*Requirements:*
Rewrite the lines of the material from the one containing "y-tick-label: 0.6 — [108, 208, 152, 243]" through the last line, changing every "legend-key-swatch" to "legend-key-marker" and leaving all else unchanged.

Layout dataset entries
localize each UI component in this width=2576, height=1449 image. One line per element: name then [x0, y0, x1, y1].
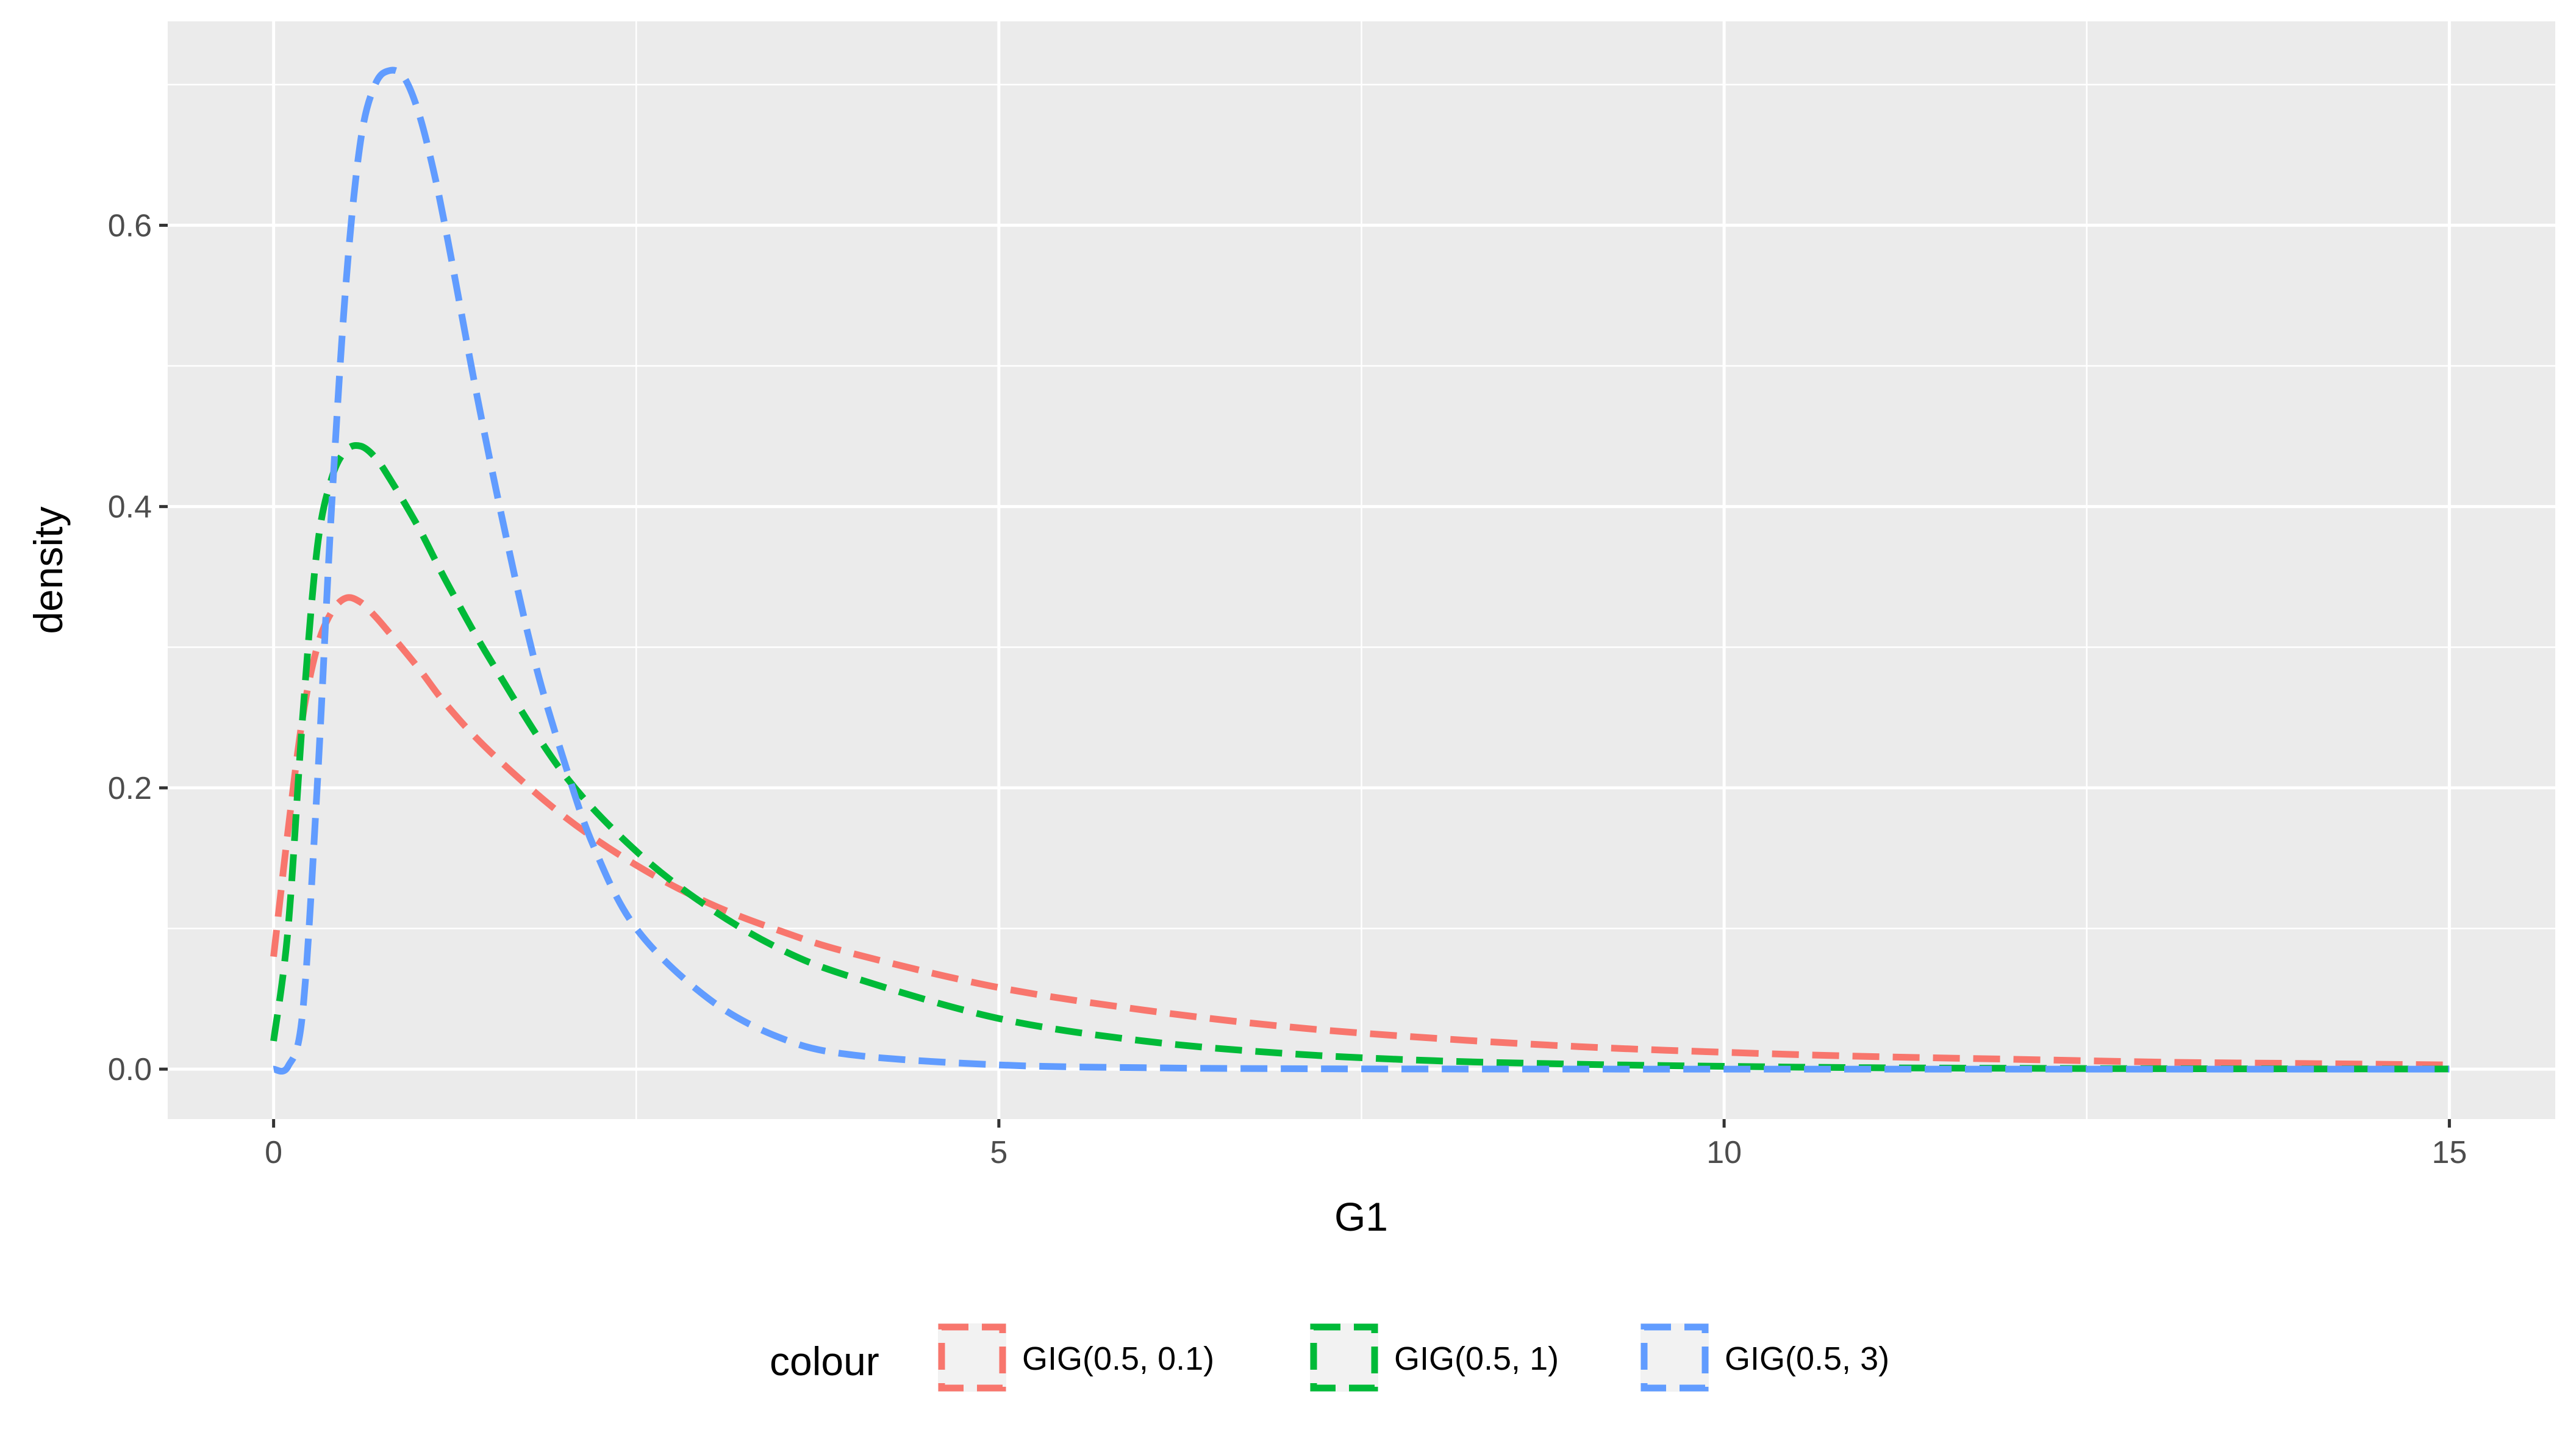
y-tick-label: 0.6 — [108, 208, 152, 243]
legend-key-swatch — [1640, 1323, 1709, 1392]
y-axis: 0.0 0.2 0.4 0.6 — [108, 208, 168, 1087]
y-tick-label: 0.0 — [108, 1052, 152, 1087]
legend-label: GIG(0.5, 1) — [1394, 1340, 1559, 1377]
legend-label: GIG(0.5, 3) — [1725, 1340, 1889, 1377]
legend-title: colour — [770, 1339, 879, 1384]
legend-label: GIG(0.5, 0.1) — [1022, 1340, 1214, 1377]
x-axis: 0 5 10 15 — [265, 1119, 2467, 1170]
x-tick-label: 10 — [1706, 1135, 1742, 1170]
x-tick-label: 5 — [990, 1135, 1007, 1170]
series-line-3 — [273, 66, 2450, 1075]
legend-key-swatch — [1310, 1323, 1378, 1392]
series-layer — [270, 66, 2450, 1075]
y-axis-title: density — [26, 506, 71, 634]
y-tick-label: 0.2 — [108, 771, 152, 806]
y-tick-label: 0.4 — [108, 490, 152, 525]
legend-items: GIG(0.5, 0.1) GIG(0.5, 1) GIG(0.5, 3) — [938, 1323, 1889, 1392]
x-tick-label: 15 — [2431, 1135, 2467, 1170]
x-tick-label: 0 — [265, 1135, 282, 1170]
legend: colour GIG(0.5, 0.1) GIG(0.5, 1) GIG(0.5, … — [770, 1323, 1889, 1392]
minor-grid — [168, 21, 2555, 1119]
series-line-1 — [270, 594, 2450, 1068]
legend-key-bg — [1640, 1323, 1709, 1392]
legend-key-bg — [938, 1323, 1006, 1392]
x-axis-title: G1 — [1334, 1194, 1388, 1239]
legend-key-bg — [1310, 1323, 1378, 1392]
legend-key-swatch — [938, 1323, 1006, 1392]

*Answer below:*
y-tick-label: 0.6 — [108, 208, 152, 243]
legend-key-marker — [1640, 1323, 1709, 1392]
y-axis: 0.0 0.2 0.4 0.6 — [108, 208, 168, 1087]
y-tick-label: 0.0 — [108, 1052, 152, 1087]
legend-label: GIG(0.5, 1) — [1394, 1340, 1559, 1377]
legend-label: GIG(0.5, 3) — [1725, 1340, 1889, 1377]
legend-title: colour — [770, 1339, 879, 1384]
legend-label: GIG(0.5, 0.1) — [1022, 1340, 1214, 1377]
x-axis: 0 5 10 15 — [265, 1119, 2467, 1170]
x-tick-label: 10 — [1706, 1135, 1742, 1170]
x-tick-label: 5 — [990, 1135, 1007, 1170]
series-line-3 — [273, 66, 2450, 1075]
legend-key-marker — [1310, 1323, 1378, 1392]
series-layer — [270, 66, 2450, 1075]
y-axis-title: density — [26, 506, 71, 634]
y-tick-label: 0.2 — [108, 771, 152, 806]
y-tick-label: 0.4 — [108, 490, 152, 525]
legend-items: GIG(0.5, 0.1) GIG(0.5, 1) GIG(0.5, 3) — [938, 1323, 1889, 1392]
x-tick-label: 15 — [2431, 1135, 2467, 1170]
x-tick-label: 0 — [265, 1135, 282, 1170]
legend: colour GIG(0.5, 0.1) GIG(0.5, 1) GIG(0.5, … — [770, 1323, 1889, 1392]
minor-grid — [168, 21, 2555, 1119]
series-line-1 — [270, 594, 2450, 1068]
legend-key-bg — [1640, 1323, 1709, 1392]
legend-key-bg — [938, 1323, 1006, 1392]
x-axis-title: G1 — [1334, 1194, 1388, 1239]
legend-key-bg — [1310, 1323, 1378, 1392]
legend-key-marker — [938, 1323, 1006, 1392]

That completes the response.